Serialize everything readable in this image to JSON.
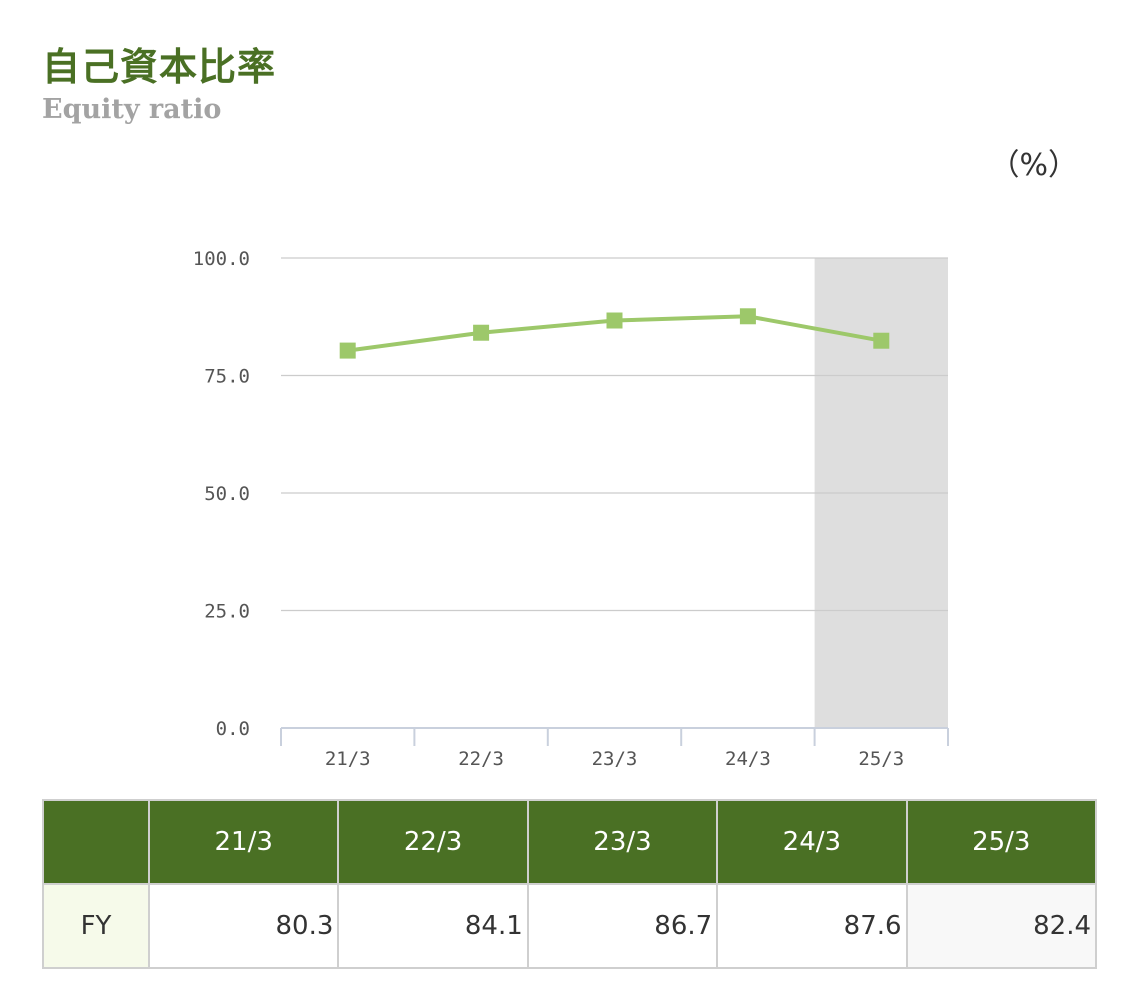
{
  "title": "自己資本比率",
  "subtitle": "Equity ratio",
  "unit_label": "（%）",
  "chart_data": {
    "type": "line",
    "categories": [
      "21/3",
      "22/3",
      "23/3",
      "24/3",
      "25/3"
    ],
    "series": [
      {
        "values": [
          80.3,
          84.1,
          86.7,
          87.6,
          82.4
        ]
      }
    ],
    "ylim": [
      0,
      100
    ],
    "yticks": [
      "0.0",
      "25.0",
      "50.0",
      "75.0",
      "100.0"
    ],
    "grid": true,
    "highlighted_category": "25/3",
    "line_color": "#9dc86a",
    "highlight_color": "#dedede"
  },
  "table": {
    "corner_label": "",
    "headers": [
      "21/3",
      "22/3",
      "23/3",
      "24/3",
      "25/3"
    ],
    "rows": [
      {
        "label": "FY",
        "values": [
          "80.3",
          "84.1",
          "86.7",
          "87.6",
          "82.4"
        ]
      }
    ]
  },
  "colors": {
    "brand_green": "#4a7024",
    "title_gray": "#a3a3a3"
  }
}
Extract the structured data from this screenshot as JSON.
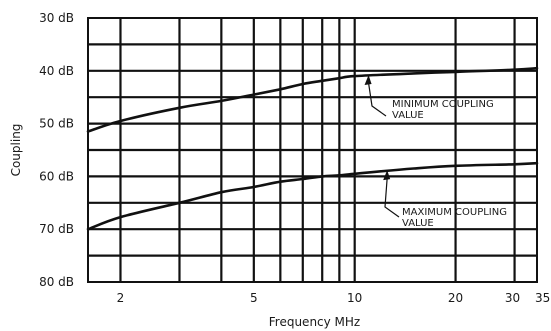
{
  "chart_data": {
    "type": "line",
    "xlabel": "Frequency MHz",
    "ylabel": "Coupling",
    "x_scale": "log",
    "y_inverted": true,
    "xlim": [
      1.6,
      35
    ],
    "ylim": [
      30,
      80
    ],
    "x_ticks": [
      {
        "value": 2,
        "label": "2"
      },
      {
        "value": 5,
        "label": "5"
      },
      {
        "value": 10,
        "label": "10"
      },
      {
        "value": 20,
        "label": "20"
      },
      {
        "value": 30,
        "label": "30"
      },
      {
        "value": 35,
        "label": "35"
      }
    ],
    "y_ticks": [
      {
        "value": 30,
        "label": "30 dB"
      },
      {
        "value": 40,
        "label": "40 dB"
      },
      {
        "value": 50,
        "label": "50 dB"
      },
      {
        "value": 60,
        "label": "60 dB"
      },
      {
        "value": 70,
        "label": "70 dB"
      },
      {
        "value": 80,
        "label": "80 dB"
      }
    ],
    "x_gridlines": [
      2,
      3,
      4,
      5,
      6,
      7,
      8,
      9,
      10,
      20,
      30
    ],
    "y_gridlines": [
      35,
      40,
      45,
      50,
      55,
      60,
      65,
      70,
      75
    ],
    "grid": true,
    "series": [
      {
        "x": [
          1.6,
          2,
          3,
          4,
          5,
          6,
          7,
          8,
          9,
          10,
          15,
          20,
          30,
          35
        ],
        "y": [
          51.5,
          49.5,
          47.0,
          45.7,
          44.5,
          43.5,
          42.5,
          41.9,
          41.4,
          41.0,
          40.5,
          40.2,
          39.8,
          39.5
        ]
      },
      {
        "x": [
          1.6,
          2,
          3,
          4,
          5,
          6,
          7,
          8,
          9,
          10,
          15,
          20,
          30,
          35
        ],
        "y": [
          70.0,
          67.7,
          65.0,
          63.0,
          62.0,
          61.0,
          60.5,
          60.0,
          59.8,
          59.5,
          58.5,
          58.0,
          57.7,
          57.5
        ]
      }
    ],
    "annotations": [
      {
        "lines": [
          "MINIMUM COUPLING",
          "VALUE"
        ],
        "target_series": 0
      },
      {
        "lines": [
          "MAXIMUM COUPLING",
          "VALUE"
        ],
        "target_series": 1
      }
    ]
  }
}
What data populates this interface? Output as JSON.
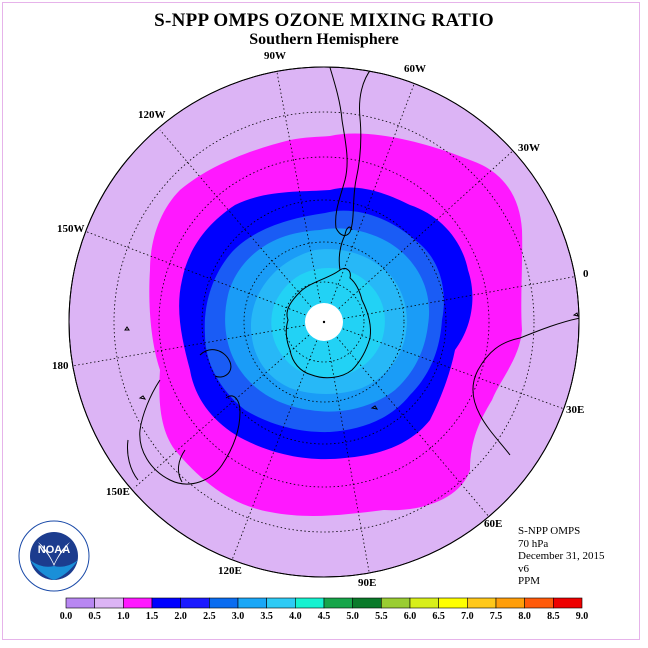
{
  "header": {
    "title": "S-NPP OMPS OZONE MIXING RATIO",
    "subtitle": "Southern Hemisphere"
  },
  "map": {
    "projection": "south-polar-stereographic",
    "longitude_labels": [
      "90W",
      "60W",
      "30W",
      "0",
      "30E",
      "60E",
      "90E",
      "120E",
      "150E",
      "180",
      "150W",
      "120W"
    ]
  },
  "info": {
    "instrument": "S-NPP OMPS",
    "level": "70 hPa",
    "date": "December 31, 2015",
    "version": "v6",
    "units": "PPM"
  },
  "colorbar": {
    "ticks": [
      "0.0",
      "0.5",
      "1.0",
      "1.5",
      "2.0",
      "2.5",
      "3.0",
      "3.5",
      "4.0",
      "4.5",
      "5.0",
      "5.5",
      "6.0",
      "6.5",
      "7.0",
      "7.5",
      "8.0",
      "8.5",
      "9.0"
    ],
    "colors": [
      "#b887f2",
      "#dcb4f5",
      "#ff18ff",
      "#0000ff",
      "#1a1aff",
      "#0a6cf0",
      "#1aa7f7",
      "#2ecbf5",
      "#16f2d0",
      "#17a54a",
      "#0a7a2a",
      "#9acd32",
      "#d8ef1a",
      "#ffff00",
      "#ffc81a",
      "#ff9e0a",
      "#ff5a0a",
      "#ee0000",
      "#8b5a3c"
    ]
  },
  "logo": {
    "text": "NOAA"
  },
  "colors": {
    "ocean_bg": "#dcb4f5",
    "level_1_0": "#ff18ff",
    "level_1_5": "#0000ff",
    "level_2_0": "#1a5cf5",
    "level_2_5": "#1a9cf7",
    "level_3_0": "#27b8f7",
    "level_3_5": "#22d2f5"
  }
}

^^^^^^^^

* [WHAT THE TASK REQUIRES]: Extract, character for character, every line from the one that holds "What data populates" through the end of the entries above. Include both boundary lines and no pictures.

* [COMPLETED EXERCISE]:
What data populates this interface? Output as JSON.
{
  "header": {
    "title": "S-NPP OMPS OZONE MIXING RATIO",
    "subtitle": "Southern Hemisphere"
  },
  "map": {
    "projection": "south-polar-stereographic",
    "longitude_labels": [
      "90W",
      "60W",
      "30W",
      "0",
      "30E",
      "60E",
      "90E",
      "120E",
      "150E",
      "180",
      "150W",
      "120W"
    ]
  },
  "info": {
    "instrument": "S-NPP OMPS",
    "level": "70 hPa",
    "date": "December 31, 2015",
    "version": "v6",
    "units": "PPM"
  },
  "colorbar": {
    "ticks": [
      "0.0",
      "0.5",
      "1.0",
      "1.5",
      "2.0",
      "2.5",
      "3.0",
      "3.5",
      "4.0",
      "4.5",
      "5.0",
      "5.5",
      "6.0",
      "6.5",
      "7.0",
      "7.5",
      "8.0",
      "8.5",
      "9.0"
    ],
    "colors": [
      "#b887f2",
      "#dcb4f5",
      "#ff18ff",
      "#0000ff",
      "#1a1aff",
      "#0a6cf0",
      "#1aa7f7",
      "#2ecbf5",
      "#16f2d0",
      "#17a54a",
      "#0a7a2a",
      "#9acd32",
      "#d8ef1a",
      "#ffff00",
      "#ffc81a",
      "#ff9e0a",
      "#ff5a0a",
      "#ee0000",
      "#8b5a3c"
    ]
  },
  "logo": {
    "text": "NOAA"
  },
  "colors": {
    "ocean_bg": "#dcb4f5",
    "level_1_0": "#ff18ff",
    "level_1_5": "#0000ff",
    "level_2_0": "#1a5cf5",
    "level_2_5": "#1a9cf7",
    "level_3_0": "#27b8f7",
    "level_3_5": "#22d2f5"
  }
}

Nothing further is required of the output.